● **What to do**
Return each entry exactly, omitting nothing.

--- start ---

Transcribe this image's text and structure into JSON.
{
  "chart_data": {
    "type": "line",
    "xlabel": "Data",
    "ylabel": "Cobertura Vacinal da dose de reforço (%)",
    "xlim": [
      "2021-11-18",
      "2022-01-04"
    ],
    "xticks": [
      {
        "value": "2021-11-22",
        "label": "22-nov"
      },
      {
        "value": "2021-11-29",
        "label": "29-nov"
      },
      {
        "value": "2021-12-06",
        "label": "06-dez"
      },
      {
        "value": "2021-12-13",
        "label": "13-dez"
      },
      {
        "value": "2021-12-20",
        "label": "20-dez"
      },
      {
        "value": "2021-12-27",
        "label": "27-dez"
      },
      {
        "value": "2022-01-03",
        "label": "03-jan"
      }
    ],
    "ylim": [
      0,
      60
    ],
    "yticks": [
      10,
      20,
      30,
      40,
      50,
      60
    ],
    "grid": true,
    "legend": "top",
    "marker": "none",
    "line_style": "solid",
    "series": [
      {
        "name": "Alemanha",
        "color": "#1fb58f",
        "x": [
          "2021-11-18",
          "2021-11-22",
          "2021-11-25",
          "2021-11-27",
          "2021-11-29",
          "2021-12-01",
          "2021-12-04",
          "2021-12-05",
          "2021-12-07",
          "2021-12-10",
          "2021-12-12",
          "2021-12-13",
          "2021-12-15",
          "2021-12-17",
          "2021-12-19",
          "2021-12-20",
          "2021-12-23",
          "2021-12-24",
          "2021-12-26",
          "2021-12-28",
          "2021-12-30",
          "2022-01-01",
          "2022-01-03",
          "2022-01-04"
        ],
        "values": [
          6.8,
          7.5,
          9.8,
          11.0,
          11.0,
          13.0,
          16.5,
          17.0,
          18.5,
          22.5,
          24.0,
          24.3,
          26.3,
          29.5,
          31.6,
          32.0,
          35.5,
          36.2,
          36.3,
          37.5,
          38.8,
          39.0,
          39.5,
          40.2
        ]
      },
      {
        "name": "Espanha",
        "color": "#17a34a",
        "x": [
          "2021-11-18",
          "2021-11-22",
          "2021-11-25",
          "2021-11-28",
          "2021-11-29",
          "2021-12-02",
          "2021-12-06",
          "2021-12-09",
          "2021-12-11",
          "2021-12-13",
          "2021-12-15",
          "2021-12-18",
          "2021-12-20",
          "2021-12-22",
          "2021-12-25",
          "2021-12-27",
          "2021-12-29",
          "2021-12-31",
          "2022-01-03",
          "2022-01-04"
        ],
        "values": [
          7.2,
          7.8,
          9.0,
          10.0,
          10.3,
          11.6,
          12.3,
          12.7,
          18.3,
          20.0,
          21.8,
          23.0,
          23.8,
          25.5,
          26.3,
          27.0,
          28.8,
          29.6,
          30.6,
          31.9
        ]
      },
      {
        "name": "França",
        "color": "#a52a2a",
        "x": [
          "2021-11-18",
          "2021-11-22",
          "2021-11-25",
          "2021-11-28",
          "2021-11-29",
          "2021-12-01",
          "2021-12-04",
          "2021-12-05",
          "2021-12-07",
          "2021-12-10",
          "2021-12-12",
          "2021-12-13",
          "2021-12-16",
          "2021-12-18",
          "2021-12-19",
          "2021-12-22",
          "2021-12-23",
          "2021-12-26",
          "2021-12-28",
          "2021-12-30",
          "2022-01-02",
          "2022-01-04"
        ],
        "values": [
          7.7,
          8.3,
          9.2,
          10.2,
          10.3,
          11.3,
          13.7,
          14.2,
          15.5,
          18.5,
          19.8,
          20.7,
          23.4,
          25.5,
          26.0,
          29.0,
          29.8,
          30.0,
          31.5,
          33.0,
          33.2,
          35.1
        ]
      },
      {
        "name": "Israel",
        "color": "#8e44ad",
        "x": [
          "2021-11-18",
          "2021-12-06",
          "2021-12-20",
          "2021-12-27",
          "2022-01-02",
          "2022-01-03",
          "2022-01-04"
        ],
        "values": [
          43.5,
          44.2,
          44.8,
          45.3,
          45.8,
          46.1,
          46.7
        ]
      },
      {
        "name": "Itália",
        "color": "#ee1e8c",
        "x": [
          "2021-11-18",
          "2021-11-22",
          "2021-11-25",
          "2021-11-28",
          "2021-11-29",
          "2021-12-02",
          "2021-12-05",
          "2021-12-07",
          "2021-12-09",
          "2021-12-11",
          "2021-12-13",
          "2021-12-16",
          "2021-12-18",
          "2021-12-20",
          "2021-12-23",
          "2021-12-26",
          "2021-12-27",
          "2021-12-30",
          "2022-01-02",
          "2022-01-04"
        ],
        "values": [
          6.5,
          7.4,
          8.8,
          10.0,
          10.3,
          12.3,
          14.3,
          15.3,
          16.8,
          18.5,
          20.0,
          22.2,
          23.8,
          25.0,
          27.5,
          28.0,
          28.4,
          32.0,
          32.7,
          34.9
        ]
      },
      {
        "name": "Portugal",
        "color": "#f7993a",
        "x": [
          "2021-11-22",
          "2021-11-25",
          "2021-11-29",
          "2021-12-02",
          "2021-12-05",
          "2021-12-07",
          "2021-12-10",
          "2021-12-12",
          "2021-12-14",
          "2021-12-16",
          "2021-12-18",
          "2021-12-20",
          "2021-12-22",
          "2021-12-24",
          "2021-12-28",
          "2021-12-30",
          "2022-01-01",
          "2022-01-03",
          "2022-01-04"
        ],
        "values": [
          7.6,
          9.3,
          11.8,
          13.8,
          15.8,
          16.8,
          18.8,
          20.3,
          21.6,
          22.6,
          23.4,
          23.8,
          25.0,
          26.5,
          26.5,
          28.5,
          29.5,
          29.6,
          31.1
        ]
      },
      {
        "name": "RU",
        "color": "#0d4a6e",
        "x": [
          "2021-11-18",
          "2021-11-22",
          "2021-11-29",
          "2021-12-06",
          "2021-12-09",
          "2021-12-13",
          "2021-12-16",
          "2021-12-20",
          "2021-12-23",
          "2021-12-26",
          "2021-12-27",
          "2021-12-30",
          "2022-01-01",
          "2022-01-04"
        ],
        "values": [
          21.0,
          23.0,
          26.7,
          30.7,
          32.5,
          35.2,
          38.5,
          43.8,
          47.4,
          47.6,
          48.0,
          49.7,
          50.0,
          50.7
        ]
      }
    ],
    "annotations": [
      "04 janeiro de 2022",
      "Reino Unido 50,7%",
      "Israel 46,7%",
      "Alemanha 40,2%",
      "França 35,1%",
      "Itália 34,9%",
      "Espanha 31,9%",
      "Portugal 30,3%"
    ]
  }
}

--- end ---

● **Answer for the task**
Transcribe this image's text and structure into JSON.
{
  "chart_data": {
    "type": "line",
    "xlabel": "Data",
    "ylabel": "Cobertura Vacinal da dose de reforço (%)",
    "xlim": [
      "2021-11-18",
      "2022-01-04"
    ],
    "xticks": [
      {
        "value": "2021-11-22",
        "label": "22-nov"
      },
      {
        "value": "2021-11-29",
        "label": "29-nov"
      },
      {
        "value": "2021-12-06",
        "label": "06-dez"
      },
      {
        "value": "2021-12-13",
        "label": "13-dez"
      },
      {
        "value": "2021-12-20",
        "label": "20-dez"
      },
      {
        "value": "2021-12-27",
        "label": "27-dez"
      },
      {
        "value": "2022-01-03",
        "label": "03-jan"
      }
    ],
    "ylim": [
      0,
      60
    ],
    "yticks": [
      10,
      20,
      30,
      40,
      50,
      60
    ],
    "grid": true,
    "legend": "top",
    "marker": "none",
    "line_style": "solid",
    "series": [
      {
        "name": "Alemanha",
        "color": "#1fb58f",
        "x": [
          "2021-11-18",
          "2021-11-22",
          "2021-11-25",
          "2021-11-27",
          "2021-11-29",
          "2021-12-01",
          "2021-12-04",
          "2021-12-05",
          "2021-12-07",
          "2021-12-10",
          "2021-12-12",
          "2021-12-13",
          "2021-12-15",
          "2021-12-17",
          "2021-12-19",
          "2021-12-20",
          "2021-12-23",
          "2021-12-24",
          "2021-12-26",
          "2021-12-28",
          "2021-12-30",
          "2022-01-01",
          "2022-01-03",
          "2022-01-04"
        ],
        "values": [
          6.8,
          7.5,
          9.8,
          11.0,
          11.0,
          13.0,
          16.5,
          17.0,
          18.5,
          22.5,
          24.0,
          24.3,
          26.3,
          29.5,
          31.6,
          32.0,
          35.5,
          36.2,
          36.3,
          37.5,
          38.8,
          39.0,
          39.5,
          40.2
        ]
      },
      {
        "name": "Espanha",
        "color": "#17a34a",
        "x": [
          "2021-11-18",
          "2021-11-22",
          "2021-11-25",
          "2021-11-28",
          "2021-11-29",
          "2021-12-02",
          "2021-12-06",
          "2021-12-09",
          "2021-12-11",
          "2021-12-13",
          "2021-12-15",
          "2021-12-18",
          "2021-12-20",
          "2021-12-22",
          "2021-12-25",
          "2021-12-27",
          "2021-12-29",
          "2021-12-31",
          "2022-01-03",
          "2022-01-04"
        ],
        "values": [
          7.2,
          7.8,
          9.0,
          10.0,
          10.3,
          11.6,
          12.3,
          12.7,
          18.3,
          20.0,
          21.8,
          23.0,
          23.8,
          25.5,
          26.3,
          27.0,
          28.8,
          29.6,
          30.6,
          31.9
        ]
      },
      {
        "name": "França",
        "color": "#a52a2a",
        "x": [
          "2021-11-18",
          "2021-11-22",
          "2021-11-25",
          "2021-11-28",
          "2021-11-29",
          "2021-12-01",
          "2021-12-04",
          "2021-12-05",
          "2021-12-07",
          "2021-12-10",
          "2021-12-12",
          "2021-12-13",
          "2021-12-16",
          "2021-12-18",
          "2021-12-19",
          "2021-12-22",
          "2021-12-23",
          "2021-12-26",
          "2021-12-28",
          "2021-12-30",
          "2022-01-02",
          "2022-01-04"
        ],
        "values": [
          7.7,
          8.3,
          9.2,
          10.2,
          10.3,
          11.3,
          13.7,
          14.2,
          15.5,
          18.5,
          19.8,
          20.7,
          23.4,
          25.5,
          26.0,
          29.0,
          29.8,
          30.0,
          31.5,
          33.0,
          33.2,
          35.1
        ]
      },
      {
        "name": "Israel",
        "color": "#8e44ad",
        "x": [
          "2021-11-18",
          "2021-12-06",
          "2021-12-20",
          "2021-12-27",
          "2022-01-02",
          "2022-01-03",
          "2022-01-04"
        ],
        "values": [
          43.5,
          44.2,
          44.8,
          45.3,
          45.8,
          46.1,
          46.7
        ]
      },
      {
        "name": "Itália",
        "color": "#ee1e8c",
        "x": [
          "2021-11-18",
          "2021-11-22",
          "2021-11-25",
          "2021-11-28",
          "2021-11-29",
          "2021-12-02",
          "2021-12-05",
          "2021-12-07",
          "2021-12-09",
          "2021-12-11",
          "2021-12-13",
          "2021-12-16",
          "2021-12-18",
          "2021-12-20",
          "2021-12-23",
          "2021-12-26",
          "2021-12-27",
          "2021-12-30",
          "2022-01-02",
          "2022-01-04"
        ],
        "values": [
          6.5,
          7.4,
          8.8,
          10.0,
          10.3,
          12.3,
          14.3,
          15.3,
          16.8,
          18.5,
          20.0,
          22.2,
          23.8,
          25.0,
          27.5,
          28.0,
          28.4,
          32.0,
          32.7,
          34.9
        ]
      },
      {
        "name": "Portugal",
        "color": "#f7993a",
        "x": [
          "2021-11-22",
          "2021-11-25",
          "2021-11-29",
          "2021-12-02",
          "2021-12-05",
          "2021-12-07",
          "2021-12-10",
          "2021-12-12",
          "2021-12-14",
          "2021-12-16",
          "2021-12-18",
          "2021-12-20",
          "2021-12-22",
          "2021-12-24",
          "2021-12-28",
          "2021-12-30",
          "2022-01-01",
          "2022-01-03",
          "2022-01-04"
        ],
        "values": [
          7.6,
          9.3,
          11.8,
          13.8,
          15.8,
          16.8,
          18.8,
          20.3,
          21.6,
          22.6,
          23.4,
          23.8,
          25.0,
          26.5,
          26.5,
          28.5,
          29.5,
          29.6,
          31.1
        ]
      },
      {
        "name": "RU",
        "color": "#0d4a6e",
        "x": [
          "2021-11-18",
          "2021-11-22",
          "2021-11-29",
          "2021-12-06",
          "2021-12-09",
          "2021-12-13",
          "2021-12-16",
          "2021-12-20",
          "2021-12-23",
          "2021-12-26",
          "2021-12-27",
          "2021-12-30",
          "2022-01-01",
          "2022-01-04"
        ],
        "values": [
          21.0,
          23.0,
          26.7,
          30.7,
          32.5,
          35.2,
          38.5,
          43.8,
          47.4,
          47.6,
          48.0,
          49.7,
          50.0,
          50.7
        ]
      }
    ],
    "annotations": [
      "04 janeiro de 2022",
      "Reino Unido 50,7%",
      "Israel 46,7%",
      "Alemanha 40,2%",
      "França 35,1%",
      "Itália 34,9%",
      "Espanha 31,9%",
      "Portugal 30,3%"
    ]
  }
}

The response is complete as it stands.